▸ **Directions**: In the passage below on how events are stored, rewrite the part from "Worst Case /" to "it is an O(n)", substituting "flat map" for every "hash table".

Previously events had been stored in an n-ary tree of arbitrary depth (i.e. a deep Javascript object literal), the nodes of which are individual values of a split event. e.g.
var emitter = new EventEmitter2({ delimiter: ':' });
emitter.on('foo:bar:*', function () { });
emitter.on('foo:foo:foo', function () { });
emitter.on('bazz:buzz:foo', function () { });
emitter.on('bazz:fizz:tar', function () { });
Would result in
foo
`-bar
| `-*
`-foo
| `-foo
|
bazz
`-buzz
| `-foo
`-fizz
`-tar
Currently events are stored in a hash table (i.e. a Javascript object literal of depth 1), the keys of which are full qualified events. So the same code above would result in:
foo:bar:*
|
foo:foo:foo
|
bazz:buzz:foo
|
bazz:fizz:tar
In both cases we need to consider the Worst Case, Best Case, and Average Case and compare this to how we might expect this to actually be used by a developer:
Worst Case The worst case is clearly the degeneration of the tree into a linear data structure, something like:
foo
`-bar
`-bazz
`-buzz
`-etc-etc-etc
This would get rid of any benefits of the pruning search that was previously performed and degenerate to O(n)
performance for a given call to .emit()
.
Best Case
The best case is a set of event statements which result in a balanced tree (i.e. AVL tree, although not self-balancing). This would result in access, insertion and deletion times of that of an AVL tree or O(logn)
.
Average Case This is not a formal average case analysis. I think it is somewhat reasonable to assume that there will be a considerable amount of grouping in namespaces (i.e. developers will tend to have 5-10 namespaces per level). This is good for us and pushes the average case towards the best case because this will result in a tree that is at least somewhat balanced.
Worst Case / Best Case
The worst case here is the same for the best case because the current implementation iterates over the keys in the hash table as a linear data structure. So in all cases (best and worst case) it is an O(n)
operation since complete enumeration of the hash table occurs.

▸ **Input data**:

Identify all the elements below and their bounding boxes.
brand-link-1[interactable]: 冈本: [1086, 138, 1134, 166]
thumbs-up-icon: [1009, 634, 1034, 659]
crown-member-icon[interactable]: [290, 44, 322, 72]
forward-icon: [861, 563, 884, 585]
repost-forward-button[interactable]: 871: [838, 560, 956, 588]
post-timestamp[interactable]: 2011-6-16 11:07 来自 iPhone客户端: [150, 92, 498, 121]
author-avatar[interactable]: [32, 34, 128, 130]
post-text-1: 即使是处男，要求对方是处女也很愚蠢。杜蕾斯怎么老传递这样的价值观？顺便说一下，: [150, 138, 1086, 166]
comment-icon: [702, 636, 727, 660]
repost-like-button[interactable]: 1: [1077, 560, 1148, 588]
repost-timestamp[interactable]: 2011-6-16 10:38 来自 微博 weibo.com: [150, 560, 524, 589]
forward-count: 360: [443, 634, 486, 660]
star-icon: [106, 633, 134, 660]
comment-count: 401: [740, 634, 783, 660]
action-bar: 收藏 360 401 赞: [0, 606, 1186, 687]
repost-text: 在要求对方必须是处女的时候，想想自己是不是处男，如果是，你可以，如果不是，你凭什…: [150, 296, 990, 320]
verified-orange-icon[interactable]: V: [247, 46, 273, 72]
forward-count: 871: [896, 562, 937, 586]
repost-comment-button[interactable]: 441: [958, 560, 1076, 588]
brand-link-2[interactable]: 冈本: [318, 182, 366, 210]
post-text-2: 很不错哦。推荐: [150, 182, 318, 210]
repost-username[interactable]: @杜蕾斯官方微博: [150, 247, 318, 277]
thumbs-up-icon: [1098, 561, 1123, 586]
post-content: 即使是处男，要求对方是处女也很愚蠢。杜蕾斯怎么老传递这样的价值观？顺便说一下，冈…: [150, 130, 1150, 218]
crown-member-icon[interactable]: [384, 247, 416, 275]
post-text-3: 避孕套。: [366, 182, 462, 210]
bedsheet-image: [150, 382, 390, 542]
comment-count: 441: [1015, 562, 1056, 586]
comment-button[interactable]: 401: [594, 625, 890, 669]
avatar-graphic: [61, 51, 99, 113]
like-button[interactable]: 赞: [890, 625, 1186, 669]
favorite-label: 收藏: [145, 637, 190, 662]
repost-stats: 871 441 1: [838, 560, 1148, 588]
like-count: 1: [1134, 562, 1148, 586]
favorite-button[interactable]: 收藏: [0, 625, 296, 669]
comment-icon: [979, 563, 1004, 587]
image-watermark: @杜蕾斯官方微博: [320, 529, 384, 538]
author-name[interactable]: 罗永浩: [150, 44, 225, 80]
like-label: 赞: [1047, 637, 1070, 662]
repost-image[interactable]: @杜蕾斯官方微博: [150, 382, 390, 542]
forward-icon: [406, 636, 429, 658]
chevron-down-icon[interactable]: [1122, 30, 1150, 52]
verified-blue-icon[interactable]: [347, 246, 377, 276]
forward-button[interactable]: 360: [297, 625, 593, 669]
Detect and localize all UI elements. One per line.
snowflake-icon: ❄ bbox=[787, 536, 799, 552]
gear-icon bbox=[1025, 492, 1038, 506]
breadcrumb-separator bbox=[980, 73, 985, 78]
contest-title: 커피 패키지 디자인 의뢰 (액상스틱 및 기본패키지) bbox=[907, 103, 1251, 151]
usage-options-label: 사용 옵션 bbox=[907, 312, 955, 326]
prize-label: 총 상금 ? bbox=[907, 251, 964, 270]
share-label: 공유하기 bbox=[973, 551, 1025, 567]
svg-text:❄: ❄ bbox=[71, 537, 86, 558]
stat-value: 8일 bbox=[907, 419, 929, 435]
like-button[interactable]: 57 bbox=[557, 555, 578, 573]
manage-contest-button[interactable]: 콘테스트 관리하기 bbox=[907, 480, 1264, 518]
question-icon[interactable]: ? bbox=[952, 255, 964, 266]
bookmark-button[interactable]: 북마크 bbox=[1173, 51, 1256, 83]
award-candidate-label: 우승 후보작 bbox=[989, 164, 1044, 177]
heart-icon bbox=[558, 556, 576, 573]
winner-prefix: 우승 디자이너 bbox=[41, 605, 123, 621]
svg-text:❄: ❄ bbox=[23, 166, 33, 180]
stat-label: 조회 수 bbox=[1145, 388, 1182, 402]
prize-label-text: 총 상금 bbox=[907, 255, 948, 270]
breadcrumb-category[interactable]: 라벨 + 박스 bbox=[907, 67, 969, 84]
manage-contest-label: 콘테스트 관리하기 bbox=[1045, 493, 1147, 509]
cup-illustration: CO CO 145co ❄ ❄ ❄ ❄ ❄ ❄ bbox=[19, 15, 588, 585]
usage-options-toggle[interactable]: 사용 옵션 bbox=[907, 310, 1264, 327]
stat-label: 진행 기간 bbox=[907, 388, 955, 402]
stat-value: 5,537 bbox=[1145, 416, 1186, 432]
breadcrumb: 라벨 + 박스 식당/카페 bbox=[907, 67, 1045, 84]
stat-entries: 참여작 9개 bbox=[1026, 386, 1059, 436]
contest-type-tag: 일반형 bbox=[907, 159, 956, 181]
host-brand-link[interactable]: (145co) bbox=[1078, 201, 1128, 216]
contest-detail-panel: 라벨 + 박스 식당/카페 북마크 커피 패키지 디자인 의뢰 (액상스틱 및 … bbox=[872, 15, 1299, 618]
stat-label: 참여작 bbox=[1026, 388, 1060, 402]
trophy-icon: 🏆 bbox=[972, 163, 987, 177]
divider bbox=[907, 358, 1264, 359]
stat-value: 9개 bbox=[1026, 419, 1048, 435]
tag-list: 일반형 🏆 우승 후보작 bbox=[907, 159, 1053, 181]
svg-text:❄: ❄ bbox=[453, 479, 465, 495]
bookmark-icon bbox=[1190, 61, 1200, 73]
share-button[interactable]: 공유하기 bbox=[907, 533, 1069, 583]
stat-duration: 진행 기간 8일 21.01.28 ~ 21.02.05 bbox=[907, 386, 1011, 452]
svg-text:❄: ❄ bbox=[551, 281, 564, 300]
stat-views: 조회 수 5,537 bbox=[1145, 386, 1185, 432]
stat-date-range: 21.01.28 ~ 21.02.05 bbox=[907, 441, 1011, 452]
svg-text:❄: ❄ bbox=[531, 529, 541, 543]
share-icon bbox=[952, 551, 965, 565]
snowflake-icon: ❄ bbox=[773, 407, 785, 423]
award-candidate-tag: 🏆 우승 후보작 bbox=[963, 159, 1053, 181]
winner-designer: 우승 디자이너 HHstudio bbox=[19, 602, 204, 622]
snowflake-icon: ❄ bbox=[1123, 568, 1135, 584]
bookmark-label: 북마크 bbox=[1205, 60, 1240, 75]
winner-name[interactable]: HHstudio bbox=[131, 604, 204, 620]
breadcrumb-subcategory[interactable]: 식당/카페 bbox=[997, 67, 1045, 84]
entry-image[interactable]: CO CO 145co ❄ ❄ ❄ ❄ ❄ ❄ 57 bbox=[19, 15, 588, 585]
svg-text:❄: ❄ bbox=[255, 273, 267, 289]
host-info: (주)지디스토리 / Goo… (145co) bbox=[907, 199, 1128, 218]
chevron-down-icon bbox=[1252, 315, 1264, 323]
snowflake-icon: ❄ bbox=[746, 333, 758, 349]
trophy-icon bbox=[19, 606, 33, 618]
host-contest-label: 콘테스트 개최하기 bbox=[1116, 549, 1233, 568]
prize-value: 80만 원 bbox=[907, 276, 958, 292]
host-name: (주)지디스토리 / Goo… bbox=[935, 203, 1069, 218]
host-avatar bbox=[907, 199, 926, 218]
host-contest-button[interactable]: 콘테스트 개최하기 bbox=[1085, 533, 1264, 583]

▸ **Task result**:
Worst Case / Best Case
The worst case here is the same for the best case because the current implementation iterates over the keys in the flat map as a linear data structure. So in all cases (best and worst case) it is an O(n)